## Descrizione del compito
Riscrivi il tratto del materiale che inizia con la riga contenente "- sidebar-link-diet-law[interactable]: 国会法: [180, 301, 225, 319]" e finisce con quella contenente "- list-item: 第五章 委員会及び委員: [320, 398, 575, 424]", sostituendo "役員及び経費" con "役員及び費用" e lasciando tutto il resto invariato.

## Materiale di origine
+ + + + + + +

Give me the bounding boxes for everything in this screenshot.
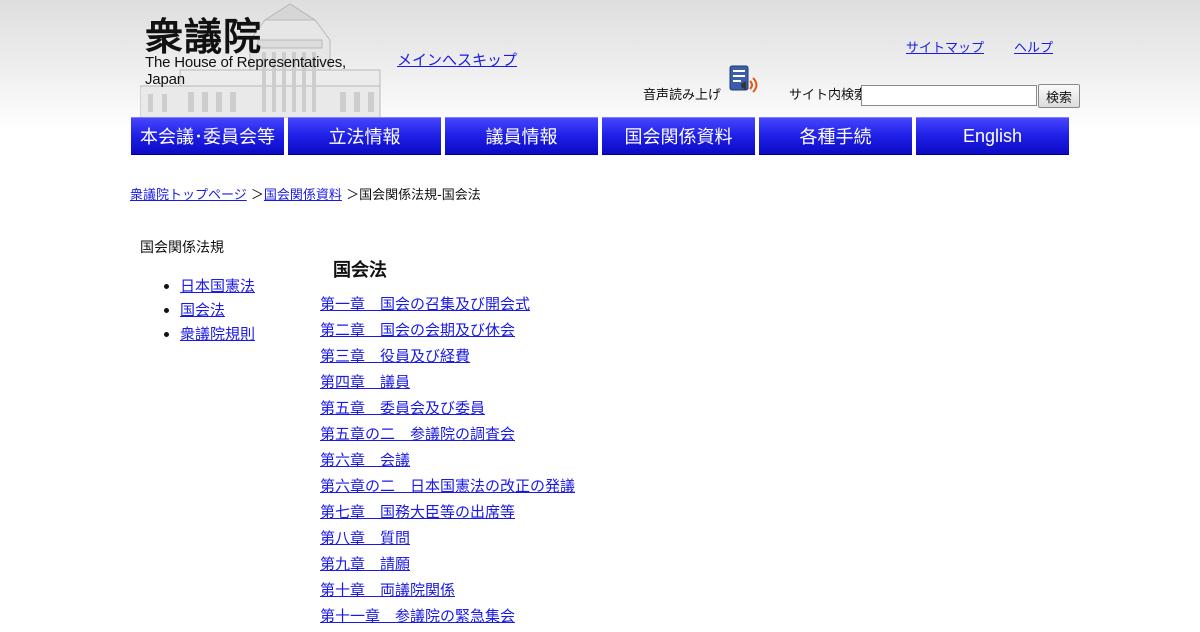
- sidebar-link-diet-law[interactable]: 国会法: [180, 301, 225, 319]
- chapter-list: 第一章 国会の召集及び開会式 第二章 国会の会期及び休会 第三章 役員及び経費 …: [320, 294, 575, 632]
- chapter-link[interactable]: 第三章 役員及び経費: [320, 347, 470, 365]
- list-item: 第三章 役員及び経費: [320, 346, 575, 372]
- list-item: 第六章の二 日本国憲法の改正の発議: [320, 476, 575, 502]
- list-item: 第五章 委員会及び委員: [320, 398, 575, 424]
- voice-reader-icon[interactable]: [727, 64, 761, 102]
- breadcrumb-link-diet-documents[interactable]: 国会関係資料: [264, 188, 342, 203]
- voice-reader-label: 音声読み上げ: [643, 88, 722, 103]
- nav-item-plenary-committees[interactable]: 本会議･委員会等: [131, 117, 284, 155]
- chapter-link[interactable]: 第一章 国会の召集及び開会式: [320, 295, 530, 313]
- sidebar-list: 日本国憲法 国会法 衆議院規則: [160, 276, 255, 348]
- list-item: 第六章 会議: [320, 450, 575, 476]
- breadcrumb-separator: ＞: [250, 188, 264, 203]
- chapter-link[interactable]: 第六章の二 日本国憲法の改正の発議: [320, 477, 575, 495]
- chapter-link[interactable]: 第十章 両議院関係: [320, 581, 455, 599]
- site-search-label: サイト内検索: [789, 88, 868, 103]
- list-item: 第四章 議員: [320, 372, 575, 398]
- breadcrumb-current: 国会関係法規-国会法: [359, 188, 481, 203]
- sidebar-item: 日本国憲法: [180, 276, 255, 300]
- sidebar-item: 国会法: [180, 300, 255, 324]
- nav-item-members[interactable]: 議員情報: [445, 117, 598, 155]
- help-link[interactable]: ヘルプ: [1014, 37, 1053, 56]
- site-search-input[interactable]: [861, 85, 1037, 106]
- chapter-link[interactable]: 第六章 会議: [320, 451, 410, 469]
- chapter-link[interactable]: 第九章 請願: [320, 555, 410, 573]
- nav-item-english[interactable]: English: [916, 117, 1069, 155]
- list-item: 第一章 国会の召集及び開会式: [320, 294, 575, 320]
- breadcrumb-link-top[interactable]: 衆議院トップページ: [130, 188, 247, 203]
- sitemap-link[interactable]: サイトマップ: [906, 37, 984, 56]
- chapter-link[interactable]: 第二章 国会の会期及び休会: [320, 321, 515, 339]
- chapter-link[interactable]: 第八章 質問: [320, 529, 410, 547]
- nav-item-procedures[interactable]: 各種手続: [759, 117, 912, 155]
- search-button[interactable]: 検索: [1038, 84, 1080, 108]
- chapter-link[interactable]: 第五章の二 参議院の調査会: [320, 425, 515, 443]
- chapter-link[interactable]: 第十一章 参議院の緊急集会: [320, 607, 515, 625]
- list-item: 第五章の二 参議院の調査会: [320, 424, 575, 450]
- sidebar-link-constitution[interactable]: 日本国憲法: [180, 277, 255, 295]
- sidebar-link-house-rules[interactable]: 衆議院規則: [180, 325, 255, 343]
- site-logo[interactable]: 衆議院 The House of Representatives, Japan: [140, 0, 382, 118]
- chapter-link[interactable]: 第七章 国務大臣等の出席等: [320, 503, 515, 521]
- list-item: 第九章 請願: [320, 554, 575, 580]
- chapter-link[interactable]: 第四章 議員: [320, 373, 410, 391]
- nav-item-diet-documents[interactable]: 国会関係資料: [602, 117, 755, 155]
- list-item: 第八章 質問: [320, 528, 575, 554]
- chapter-link[interactable]: 第五章 委員会及び委員: [320, 399, 485, 417]
- list-item: 第七章 国務大臣等の出席等: [320, 502, 575, 528]
- nav-item-legislation[interactable]: 立法情報: [288, 117, 441, 155]
- logo-title: 衆議院: [145, 14, 263, 59]
- skip-to-main-link[interactable]: メインへスキップ: [397, 49, 517, 70]
- sidebar-item: 衆議院規則: [180, 324, 255, 348]
- list-item: 第十章 両議院関係: [320, 580, 575, 606]
- list-item: 第十一章 参議院の緊急集会: [320, 606, 575, 632]
- sidebar-heading: 国会関係法規: [140, 240, 224, 256]
- breadcrumb: 衆議院トップページ ＞国会関係資料 ＞国会関係法規-国会法: [130, 184, 481, 203]
- list-item: 第二章 国会の会期及び休会: [320, 320, 575, 346]
- page-title: 国会法: [333, 260, 387, 281]
- breadcrumb-separator: ＞: [346, 188, 360, 203]
- logo-subtitle: The House of Representatives, Japan: [145, 54, 346, 88]
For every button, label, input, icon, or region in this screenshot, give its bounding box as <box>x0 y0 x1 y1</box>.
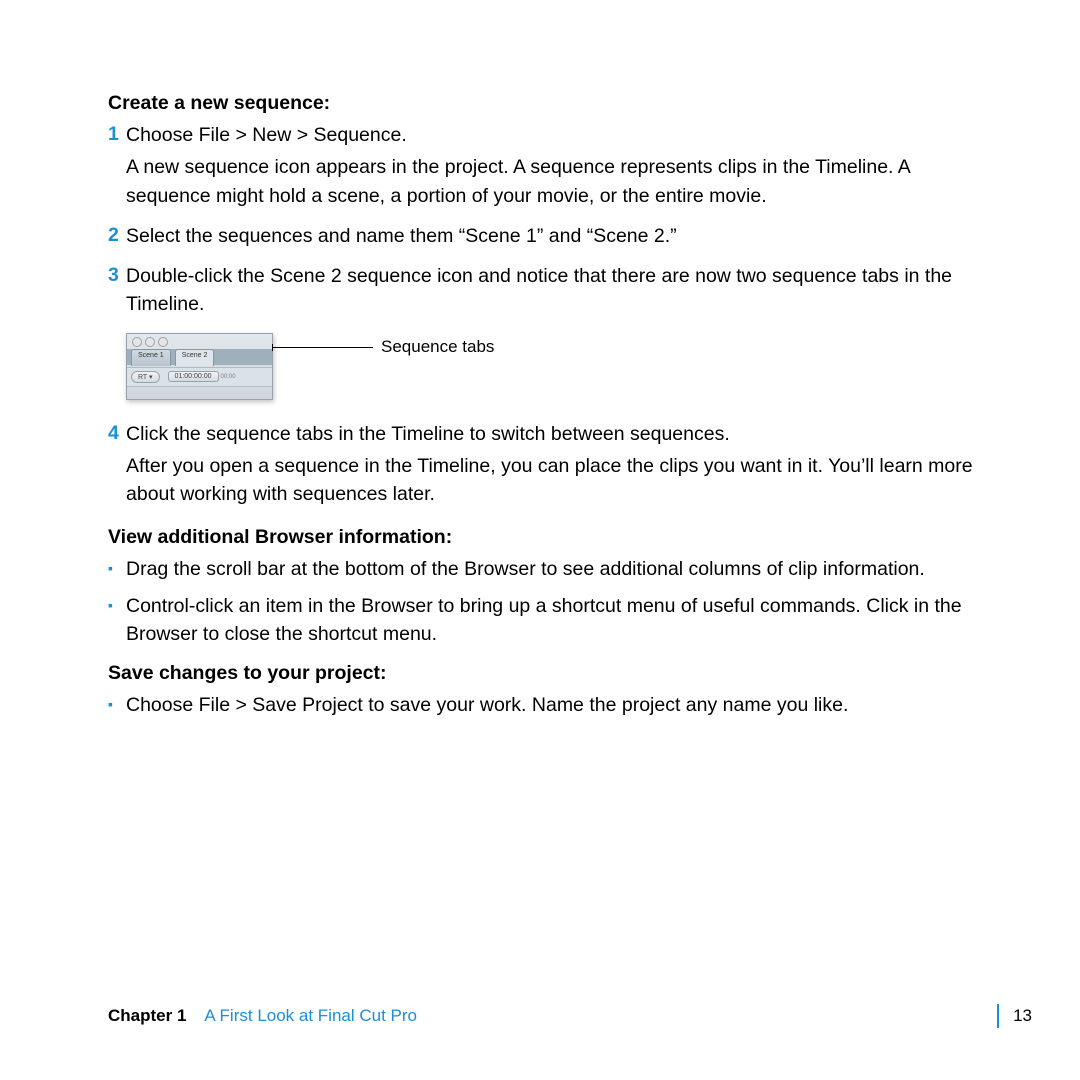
timecode-field: 01:00:00:00 <box>168 371 219 382</box>
figure-caption: Sequence tabs <box>381 337 494 357</box>
step-text: Double-click the Scene 2 sequence icon a… <box>126 262 992 319</box>
bullet-item: ▪ Drag the scroll bar at the bottom of t… <box>108 555 992 583</box>
step-4: 4 Click the sequence tabs in the Timelin… <box>108 420 992 513</box>
step-1: 1 Choose File > New > Sequence. A new se… <box>108 121 992 214</box>
document-page: Create a new sequence: 1 Choose File > N… <box>0 0 1080 1080</box>
bullet-text: Choose File > Save Project to save your … <box>126 691 992 719</box>
footer-title: A First Look at Final Cut Pro <box>204 1006 417 1026</box>
ruler-start: 00;00 <box>221 374 236 380</box>
footer-page-number: 13 <box>1013 1006 1032 1026</box>
page-footer: Chapter 1 A First Look at Final Cut Pro … <box>108 1004 1032 1028</box>
step-number: 4 <box>108 420 126 446</box>
ordered-list-create-sequence-cont: 4 Click the sequence tabs in the Timelin… <box>108 420 992 513</box>
step-2: 2 Select the sequences and name them “Sc… <box>108 222 992 254</box>
rt-popup: RT ▾ <box>131 371 160 383</box>
heading-create-sequence: Create a new sequence: <box>108 92 992 115</box>
bullet-list-save-project: ▪ Choose File > Save Project to save you… <box>108 691 992 719</box>
bullet-square-icon: ▪ <box>108 691 126 718</box>
callout-leader-line <box>273 347 373 348</box>
heading-save-project: Save changes to your project: <box>108 662 992 685</box>
bullet-item: ▪ Control-click an item in the Browser t… <box>108 592 992 649</box>
step-number: 2 <box>108 222 126 248</box>
timeline-tab-scene-1: Scene 1 <box>131 349 171 366</box>
step-text: Choose File > New > Sequence. <box>126 121 992 149</box>
timeline-tab-strip: Scene 1 Scene 2 <box>127 349 272 365</box>
step-text: A new sequence icon appears in the proje… <box>126 153 992 210</box>
timeline-window-screenshot: Scene 1 Scene 2 RT ▾ 01:00:00:00 00;00 <box>126 333 273 400</box>
step-number: 3 <box>108 262 126 288</box>
bullet-text: Drag the scroll bar at the bottom of the… <box>126 555 992 583</box>
step-3: 3 Double-click the Scene 2 sequence icon… <box>108 262 992 323</box>
bullet-item: ▪ Choose File > Save Project to save you… <box>108 691 992 719</box>
timeline-toolbar: RT ▾ 01:00:00:00 00;00 <box>127 367 272 387</box>
bullet-square-icon: ▪ <box>108 555 126 582</box>
step-text: Select the sequences and name them “Scen… <box>126 222 992 250</box>
heading-browser-info: View additional Browser information: <box>108 526 992 549</box>
step-text: After you open a sequence in the Timelin… <box>126 452 992 509</box>
step-text: Click the sequence tabs in the Timeline … <box>126 420 992 448</box>
timeline-tab-scene-2: Scene 2 <box>175 349 215 366</box>
bullet-square-icon: ▪ <box>108 592 126 619</box>
bullet-list-browser-info: ▪ Drag the scroll bar at the bottom of t… <box>108 555 992 648</box>
step-number: 1 <box>108 121 126 147</box>
footer-chapter: Chapter 1 <box>108 1006 186 1026</box>
figure-sequence-tabs: Scene 1 Scene 2 RT ▾ 01:00:00:00 00;00 S… <box>126 333 992 400</box>
window-traffic-lights-icon <box>132 337 168 347</box>
ordered-list-create-sequence: 1 Choose File > New > Sequence. A new se… <box>108 121 992 323</box>
footer-divider <box>997 1004 999 1028</box>
bullet-text: Control-click an item in the Browser to … <box>126 592 992 649</box>
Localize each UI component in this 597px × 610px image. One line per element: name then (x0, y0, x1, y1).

+ + + + + + +

## Soluzione scritta
- sidebar-link-diet-law[interactable]: 国会法: [180, 301, 225, 319]
- chapter-list: 第一章 国会の召集及び開会式 第二章 国会の会期及び休会 第三章 役員及び費用 …: [320, 294, 575, 632]
- chapter-link[interactable]: 第三章 役員及び費用: [320, 347, 470, 365]
- list-item: 第三章 役員及び費用: [320, 346, 575, 372]
- list-item: 第六章の二 日本国憲法の改正の発議: [320, 476, 575, 502]
- list-item: 第五章 委員会及び委員: [320, 398, 575, 424]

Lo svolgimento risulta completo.